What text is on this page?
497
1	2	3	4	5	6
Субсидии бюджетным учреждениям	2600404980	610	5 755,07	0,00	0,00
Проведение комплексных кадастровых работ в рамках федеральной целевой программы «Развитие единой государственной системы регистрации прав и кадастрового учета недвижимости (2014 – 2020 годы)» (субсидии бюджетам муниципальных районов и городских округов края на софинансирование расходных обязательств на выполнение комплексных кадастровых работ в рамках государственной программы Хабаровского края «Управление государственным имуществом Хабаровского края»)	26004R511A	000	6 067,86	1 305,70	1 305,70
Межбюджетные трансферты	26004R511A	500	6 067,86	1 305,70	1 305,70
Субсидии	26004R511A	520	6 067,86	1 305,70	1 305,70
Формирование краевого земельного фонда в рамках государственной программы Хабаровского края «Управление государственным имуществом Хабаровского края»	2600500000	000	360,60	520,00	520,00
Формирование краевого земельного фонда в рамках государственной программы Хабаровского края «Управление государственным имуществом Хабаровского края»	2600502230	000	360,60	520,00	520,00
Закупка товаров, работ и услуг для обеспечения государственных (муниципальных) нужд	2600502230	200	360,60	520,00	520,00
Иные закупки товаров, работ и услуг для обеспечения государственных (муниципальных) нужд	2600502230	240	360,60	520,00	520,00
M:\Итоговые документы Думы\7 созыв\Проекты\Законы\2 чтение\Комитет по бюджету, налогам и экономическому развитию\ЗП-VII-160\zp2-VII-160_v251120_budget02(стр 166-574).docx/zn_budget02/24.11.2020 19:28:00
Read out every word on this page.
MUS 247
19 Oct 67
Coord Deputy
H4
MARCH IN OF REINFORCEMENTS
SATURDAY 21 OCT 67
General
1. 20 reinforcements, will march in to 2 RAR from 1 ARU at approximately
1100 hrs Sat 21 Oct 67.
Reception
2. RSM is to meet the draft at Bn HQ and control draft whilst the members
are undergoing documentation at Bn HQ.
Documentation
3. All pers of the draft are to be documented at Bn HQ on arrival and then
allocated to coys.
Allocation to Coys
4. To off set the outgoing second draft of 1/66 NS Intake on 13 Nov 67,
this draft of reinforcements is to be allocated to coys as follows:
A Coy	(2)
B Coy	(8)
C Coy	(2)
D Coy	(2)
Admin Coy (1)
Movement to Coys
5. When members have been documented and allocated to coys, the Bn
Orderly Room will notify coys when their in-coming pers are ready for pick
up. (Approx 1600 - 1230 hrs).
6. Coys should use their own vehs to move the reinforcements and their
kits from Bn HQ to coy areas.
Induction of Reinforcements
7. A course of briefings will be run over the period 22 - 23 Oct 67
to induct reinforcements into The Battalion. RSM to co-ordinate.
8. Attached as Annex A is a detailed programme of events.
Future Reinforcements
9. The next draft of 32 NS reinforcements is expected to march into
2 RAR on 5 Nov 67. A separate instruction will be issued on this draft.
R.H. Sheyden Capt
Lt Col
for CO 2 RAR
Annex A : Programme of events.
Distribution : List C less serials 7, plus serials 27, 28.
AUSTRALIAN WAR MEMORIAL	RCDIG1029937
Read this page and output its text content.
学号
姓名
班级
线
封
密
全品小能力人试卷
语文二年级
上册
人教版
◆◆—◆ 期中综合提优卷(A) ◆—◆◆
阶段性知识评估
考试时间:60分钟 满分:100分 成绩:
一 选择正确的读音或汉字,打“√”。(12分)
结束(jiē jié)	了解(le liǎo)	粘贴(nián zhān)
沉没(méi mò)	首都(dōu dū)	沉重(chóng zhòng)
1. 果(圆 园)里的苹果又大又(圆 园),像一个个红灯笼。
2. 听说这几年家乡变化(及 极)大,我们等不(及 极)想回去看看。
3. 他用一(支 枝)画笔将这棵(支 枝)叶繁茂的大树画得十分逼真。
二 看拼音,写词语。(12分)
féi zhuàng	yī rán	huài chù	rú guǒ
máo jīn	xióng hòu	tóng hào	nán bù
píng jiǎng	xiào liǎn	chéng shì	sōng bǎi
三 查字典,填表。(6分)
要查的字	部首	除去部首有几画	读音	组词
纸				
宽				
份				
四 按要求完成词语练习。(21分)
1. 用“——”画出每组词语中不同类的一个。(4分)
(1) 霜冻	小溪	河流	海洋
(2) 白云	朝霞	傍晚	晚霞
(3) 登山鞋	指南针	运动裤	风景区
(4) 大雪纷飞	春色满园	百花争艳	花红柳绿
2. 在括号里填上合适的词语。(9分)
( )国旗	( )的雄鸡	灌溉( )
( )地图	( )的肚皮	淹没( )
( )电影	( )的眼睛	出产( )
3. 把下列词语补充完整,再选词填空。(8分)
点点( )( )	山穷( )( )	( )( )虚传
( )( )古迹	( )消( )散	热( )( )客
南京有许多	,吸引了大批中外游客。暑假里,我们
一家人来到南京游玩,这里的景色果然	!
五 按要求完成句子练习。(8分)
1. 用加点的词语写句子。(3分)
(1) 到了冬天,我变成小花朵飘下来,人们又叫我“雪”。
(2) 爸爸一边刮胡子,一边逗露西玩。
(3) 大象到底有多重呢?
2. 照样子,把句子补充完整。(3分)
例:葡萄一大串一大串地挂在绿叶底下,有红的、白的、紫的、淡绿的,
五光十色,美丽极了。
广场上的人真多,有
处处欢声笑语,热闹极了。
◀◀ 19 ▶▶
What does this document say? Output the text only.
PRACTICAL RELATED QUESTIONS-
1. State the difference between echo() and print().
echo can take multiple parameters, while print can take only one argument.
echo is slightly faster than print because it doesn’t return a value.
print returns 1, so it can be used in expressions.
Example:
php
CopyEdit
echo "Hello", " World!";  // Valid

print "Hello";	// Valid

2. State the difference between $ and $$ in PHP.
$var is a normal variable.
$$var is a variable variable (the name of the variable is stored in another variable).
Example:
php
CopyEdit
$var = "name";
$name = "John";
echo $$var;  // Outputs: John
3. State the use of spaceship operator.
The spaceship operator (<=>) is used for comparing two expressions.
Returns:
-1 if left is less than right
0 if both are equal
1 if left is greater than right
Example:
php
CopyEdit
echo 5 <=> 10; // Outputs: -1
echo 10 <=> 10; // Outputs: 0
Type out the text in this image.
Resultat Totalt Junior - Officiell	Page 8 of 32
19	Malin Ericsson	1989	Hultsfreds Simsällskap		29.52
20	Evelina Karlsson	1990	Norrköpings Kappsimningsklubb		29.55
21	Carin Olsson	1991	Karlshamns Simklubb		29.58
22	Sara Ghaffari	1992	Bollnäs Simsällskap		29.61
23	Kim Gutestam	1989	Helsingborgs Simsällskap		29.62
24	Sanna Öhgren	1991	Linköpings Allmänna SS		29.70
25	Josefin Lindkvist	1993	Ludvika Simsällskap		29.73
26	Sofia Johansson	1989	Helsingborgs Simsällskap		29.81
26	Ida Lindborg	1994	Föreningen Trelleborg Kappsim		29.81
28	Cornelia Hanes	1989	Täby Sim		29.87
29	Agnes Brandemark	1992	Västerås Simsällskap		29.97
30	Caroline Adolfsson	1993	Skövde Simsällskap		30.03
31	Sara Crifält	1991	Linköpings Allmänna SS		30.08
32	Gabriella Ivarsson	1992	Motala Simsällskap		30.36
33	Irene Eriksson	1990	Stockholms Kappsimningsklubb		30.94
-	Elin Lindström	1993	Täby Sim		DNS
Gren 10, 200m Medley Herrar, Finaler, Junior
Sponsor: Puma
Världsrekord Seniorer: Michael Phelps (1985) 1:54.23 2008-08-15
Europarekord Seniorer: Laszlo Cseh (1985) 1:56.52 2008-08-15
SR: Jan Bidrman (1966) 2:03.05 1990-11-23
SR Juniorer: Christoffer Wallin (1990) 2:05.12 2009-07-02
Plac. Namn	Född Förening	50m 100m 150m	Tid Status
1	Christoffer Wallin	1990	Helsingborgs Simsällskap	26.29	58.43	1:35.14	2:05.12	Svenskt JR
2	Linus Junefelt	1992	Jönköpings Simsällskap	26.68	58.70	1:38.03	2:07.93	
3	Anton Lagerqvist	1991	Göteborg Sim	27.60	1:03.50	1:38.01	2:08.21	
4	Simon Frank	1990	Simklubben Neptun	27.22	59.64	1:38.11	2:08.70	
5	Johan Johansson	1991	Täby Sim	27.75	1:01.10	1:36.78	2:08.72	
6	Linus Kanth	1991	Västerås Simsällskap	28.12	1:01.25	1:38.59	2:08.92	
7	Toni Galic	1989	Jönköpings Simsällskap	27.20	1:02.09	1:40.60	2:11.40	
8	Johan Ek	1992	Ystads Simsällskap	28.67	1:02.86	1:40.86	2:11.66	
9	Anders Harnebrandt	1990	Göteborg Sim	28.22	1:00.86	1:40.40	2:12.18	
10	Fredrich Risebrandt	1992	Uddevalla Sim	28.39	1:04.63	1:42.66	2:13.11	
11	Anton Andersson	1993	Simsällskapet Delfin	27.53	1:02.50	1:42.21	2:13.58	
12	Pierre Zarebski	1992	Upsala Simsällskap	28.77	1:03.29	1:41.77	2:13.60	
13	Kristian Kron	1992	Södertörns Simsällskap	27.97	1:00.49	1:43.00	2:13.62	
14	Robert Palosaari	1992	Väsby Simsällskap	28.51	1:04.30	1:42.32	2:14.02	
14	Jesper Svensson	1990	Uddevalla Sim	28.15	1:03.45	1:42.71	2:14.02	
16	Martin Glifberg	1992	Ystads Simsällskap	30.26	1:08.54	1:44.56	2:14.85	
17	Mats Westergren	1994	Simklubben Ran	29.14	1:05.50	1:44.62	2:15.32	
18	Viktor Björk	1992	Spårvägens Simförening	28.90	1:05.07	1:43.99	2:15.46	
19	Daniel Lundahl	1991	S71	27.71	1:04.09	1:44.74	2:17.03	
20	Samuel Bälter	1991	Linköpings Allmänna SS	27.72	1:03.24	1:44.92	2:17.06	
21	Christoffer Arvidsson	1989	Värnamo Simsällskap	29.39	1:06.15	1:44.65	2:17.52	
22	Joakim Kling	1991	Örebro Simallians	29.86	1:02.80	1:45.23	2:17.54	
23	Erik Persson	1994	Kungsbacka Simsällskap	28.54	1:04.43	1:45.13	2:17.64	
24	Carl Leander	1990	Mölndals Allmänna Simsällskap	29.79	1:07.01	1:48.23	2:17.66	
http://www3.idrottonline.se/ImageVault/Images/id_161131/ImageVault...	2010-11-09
━━━━━━
• **What needs to be done**:
Pick out every line above that contains the word "Täby" and copy it.

• **Written answer**:
28	Cornelia Hanes	1989	Täby Sim		29.87
-	Elin Lindström	1993	Täby Sim		DNS
5	Johan Johansson	1991	Täby Sim	27.75	1:01.10	1:36.78	2:08.72	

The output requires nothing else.